» REQUIRED WORK:
Can you reproduce the data verbatim, from its first line through the line containing "584, 1095, 622)", both included?

» SUPPLIED MATERIAL:
________
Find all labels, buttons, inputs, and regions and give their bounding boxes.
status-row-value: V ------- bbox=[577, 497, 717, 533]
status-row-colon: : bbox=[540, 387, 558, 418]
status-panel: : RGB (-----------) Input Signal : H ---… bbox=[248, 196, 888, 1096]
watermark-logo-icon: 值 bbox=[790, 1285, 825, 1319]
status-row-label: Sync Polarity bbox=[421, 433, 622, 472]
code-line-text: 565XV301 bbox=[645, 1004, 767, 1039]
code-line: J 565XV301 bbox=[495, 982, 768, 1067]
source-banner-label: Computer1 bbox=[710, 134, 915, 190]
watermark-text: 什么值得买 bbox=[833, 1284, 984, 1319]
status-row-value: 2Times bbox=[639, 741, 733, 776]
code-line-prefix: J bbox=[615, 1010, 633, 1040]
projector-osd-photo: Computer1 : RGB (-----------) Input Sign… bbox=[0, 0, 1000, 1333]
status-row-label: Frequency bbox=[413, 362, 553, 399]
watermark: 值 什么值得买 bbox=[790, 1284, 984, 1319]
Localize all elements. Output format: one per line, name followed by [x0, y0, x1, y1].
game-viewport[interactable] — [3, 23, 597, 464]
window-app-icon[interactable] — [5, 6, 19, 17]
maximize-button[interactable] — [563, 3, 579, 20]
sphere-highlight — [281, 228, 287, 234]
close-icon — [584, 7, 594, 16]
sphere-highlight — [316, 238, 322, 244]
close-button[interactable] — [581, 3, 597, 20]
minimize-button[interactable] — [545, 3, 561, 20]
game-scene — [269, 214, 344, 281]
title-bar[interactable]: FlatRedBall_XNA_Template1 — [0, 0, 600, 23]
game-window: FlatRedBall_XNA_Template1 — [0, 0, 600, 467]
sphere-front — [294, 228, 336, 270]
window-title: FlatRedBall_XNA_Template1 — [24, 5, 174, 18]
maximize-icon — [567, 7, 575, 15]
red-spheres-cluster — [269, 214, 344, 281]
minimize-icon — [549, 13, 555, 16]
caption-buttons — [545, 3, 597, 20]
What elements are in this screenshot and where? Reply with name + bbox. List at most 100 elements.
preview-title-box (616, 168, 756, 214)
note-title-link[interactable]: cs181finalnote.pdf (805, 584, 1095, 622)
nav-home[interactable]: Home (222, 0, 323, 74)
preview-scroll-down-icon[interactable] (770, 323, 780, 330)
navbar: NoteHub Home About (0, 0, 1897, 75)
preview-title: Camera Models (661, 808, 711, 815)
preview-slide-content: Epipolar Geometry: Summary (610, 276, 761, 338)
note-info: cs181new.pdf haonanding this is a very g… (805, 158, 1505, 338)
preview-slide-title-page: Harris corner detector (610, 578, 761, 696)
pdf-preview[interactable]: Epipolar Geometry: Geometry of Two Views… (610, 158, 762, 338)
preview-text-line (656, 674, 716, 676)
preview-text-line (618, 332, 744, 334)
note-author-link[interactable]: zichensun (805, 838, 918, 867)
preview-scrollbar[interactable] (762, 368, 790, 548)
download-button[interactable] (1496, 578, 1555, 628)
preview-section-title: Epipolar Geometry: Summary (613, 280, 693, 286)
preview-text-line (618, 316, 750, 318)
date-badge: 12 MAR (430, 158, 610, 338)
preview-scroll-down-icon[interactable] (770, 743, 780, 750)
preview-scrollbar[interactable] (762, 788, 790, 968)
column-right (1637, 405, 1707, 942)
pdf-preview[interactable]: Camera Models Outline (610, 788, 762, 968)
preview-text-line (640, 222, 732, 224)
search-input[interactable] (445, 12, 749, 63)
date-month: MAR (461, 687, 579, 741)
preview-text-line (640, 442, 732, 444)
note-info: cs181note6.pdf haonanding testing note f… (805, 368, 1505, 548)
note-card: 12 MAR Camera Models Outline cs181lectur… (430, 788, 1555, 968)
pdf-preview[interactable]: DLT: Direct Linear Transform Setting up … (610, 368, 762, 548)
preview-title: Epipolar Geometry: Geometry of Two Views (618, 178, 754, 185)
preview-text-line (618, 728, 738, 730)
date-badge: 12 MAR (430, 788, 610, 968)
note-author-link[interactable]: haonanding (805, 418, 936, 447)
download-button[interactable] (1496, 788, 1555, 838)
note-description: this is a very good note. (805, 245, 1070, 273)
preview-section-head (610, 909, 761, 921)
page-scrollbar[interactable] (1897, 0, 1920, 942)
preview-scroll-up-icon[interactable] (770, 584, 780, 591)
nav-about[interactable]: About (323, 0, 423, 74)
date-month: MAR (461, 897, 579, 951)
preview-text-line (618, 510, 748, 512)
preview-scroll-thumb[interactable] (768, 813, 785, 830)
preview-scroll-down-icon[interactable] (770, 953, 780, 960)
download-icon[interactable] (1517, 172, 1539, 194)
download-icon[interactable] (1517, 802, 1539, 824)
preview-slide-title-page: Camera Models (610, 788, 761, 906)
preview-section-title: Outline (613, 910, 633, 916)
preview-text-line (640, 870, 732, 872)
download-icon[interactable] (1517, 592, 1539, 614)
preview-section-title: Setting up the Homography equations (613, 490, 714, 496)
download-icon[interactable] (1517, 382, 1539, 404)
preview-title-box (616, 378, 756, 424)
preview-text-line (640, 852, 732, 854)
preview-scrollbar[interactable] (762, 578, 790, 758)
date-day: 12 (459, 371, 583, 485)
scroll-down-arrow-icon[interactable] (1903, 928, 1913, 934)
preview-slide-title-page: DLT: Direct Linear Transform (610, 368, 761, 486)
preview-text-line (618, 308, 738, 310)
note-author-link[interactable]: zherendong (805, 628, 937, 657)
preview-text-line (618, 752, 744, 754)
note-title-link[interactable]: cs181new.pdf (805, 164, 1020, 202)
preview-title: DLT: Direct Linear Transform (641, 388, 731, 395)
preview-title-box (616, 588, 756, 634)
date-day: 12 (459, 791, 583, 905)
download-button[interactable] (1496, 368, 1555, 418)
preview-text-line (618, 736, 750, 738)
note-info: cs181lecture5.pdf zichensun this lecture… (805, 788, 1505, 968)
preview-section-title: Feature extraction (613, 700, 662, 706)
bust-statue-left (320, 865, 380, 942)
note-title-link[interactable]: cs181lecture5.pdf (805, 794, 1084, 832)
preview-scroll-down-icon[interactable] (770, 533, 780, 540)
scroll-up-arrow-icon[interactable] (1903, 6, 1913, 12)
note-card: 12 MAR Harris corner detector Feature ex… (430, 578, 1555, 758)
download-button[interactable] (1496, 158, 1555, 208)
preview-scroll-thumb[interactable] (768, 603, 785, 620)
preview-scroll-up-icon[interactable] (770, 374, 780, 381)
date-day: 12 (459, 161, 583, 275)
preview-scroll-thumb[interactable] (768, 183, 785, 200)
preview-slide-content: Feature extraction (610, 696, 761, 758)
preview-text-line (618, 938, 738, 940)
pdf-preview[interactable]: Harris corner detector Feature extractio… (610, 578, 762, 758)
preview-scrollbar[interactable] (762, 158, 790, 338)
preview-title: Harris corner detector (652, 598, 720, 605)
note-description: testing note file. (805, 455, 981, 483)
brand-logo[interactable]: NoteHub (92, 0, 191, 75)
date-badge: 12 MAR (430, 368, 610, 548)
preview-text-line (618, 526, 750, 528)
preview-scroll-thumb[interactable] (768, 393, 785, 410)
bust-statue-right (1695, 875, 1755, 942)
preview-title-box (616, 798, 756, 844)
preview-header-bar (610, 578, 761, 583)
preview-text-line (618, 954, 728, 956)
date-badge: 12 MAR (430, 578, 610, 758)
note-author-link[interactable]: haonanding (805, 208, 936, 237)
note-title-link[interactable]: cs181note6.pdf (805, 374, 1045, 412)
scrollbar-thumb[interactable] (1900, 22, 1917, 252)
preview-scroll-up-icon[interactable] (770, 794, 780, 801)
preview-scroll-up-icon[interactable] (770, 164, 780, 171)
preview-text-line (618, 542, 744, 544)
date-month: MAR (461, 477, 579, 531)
________
» FULL RESPONSE:
Find all labels, buttons, inputs, and regions and give their bounding boxes.
status-row-value: V ------- bbox=[577, 497, 717, 533]
status-row-colon: : bbox=[540, 387, 558, 418]
status-panel: : RGB (-----------) Input Signal : H ---… bbox=[248, 196, 888, 1096]
watermark-logo-icon: 值 bbox=[790, 1285, 825, 1319]
status-row-label: Sync Polarity bbox=[421, 433, 622, 472]
code-line-text: 565XV301 bbox=[645, 1004, 767, 1039]
code-line: J 565XV301 bbox=[495, 982, 768, 1067]
source-banner-label: Computer1 bbox=[710, 134, 915, 190]
watermark-text: 什么值得买 bbox=[833, 1284, 984, 1319]
status-row-value: 2Times bbox=[639, 741, 733, 776]
code-line-prefix: J bbox=[615, 1010, 633, 1040]
projector-osd-photo: Computer1 : RGB (-----------) Input Sign… bbox=[0, 0, 1000, 1333]
status-row-label: Frequency bbox=[413, 362, 553, 399]
watermark: 值 什么值得买 bbox=[790, 1284, 984, 1319]
Localize all elements. Output format: one per line, name followed by [x0, y0, x1, y1].
game-viewport[interactable] — [3, 23, 597, 464]
window-app-icon[interactable] — [5, 6, 19, 17]
maximize-button[interactable] — [563, 3, 579, 20]
sphere-highlight — [281, 228, 287, 234]
close-icon — [584, 7, 594, 16]
sphere-highlight — [316, 238, 322, 244]
close-button[interactable] — [581, 3, 597, 20]
minimize-button[interactable] — [545, 3, 561, 20]
game-scene — [269, 214, 344, 281]
title-bar[interactable]: FlatRedBall_XNA_Template1 — [0, 0, 600, 23]
game-window: FlatRedBall_XNA_Template1 — [0, 0, 600, 467]
sphere-front — [294, 228, 336, 270]
window-title: FlatRedBall_XNA_Template1 — [24, 5, 174, 18]
maximize-icon — [567, 7, 575, 15]
red-spheres-cluster — [269, 214, 344, 281]
minimize-icon — [549, 13, 555, 16]
caption-buttons — [545, 3, 597, 20]
What elements are in this screenshot and where? Reply with name + bbox. List at most 100 elements.
preview-title-box (616, 168, 756, 214)
note-title-link[interactable]: cs181finalnote.pdf (805, 584, 1095, 622)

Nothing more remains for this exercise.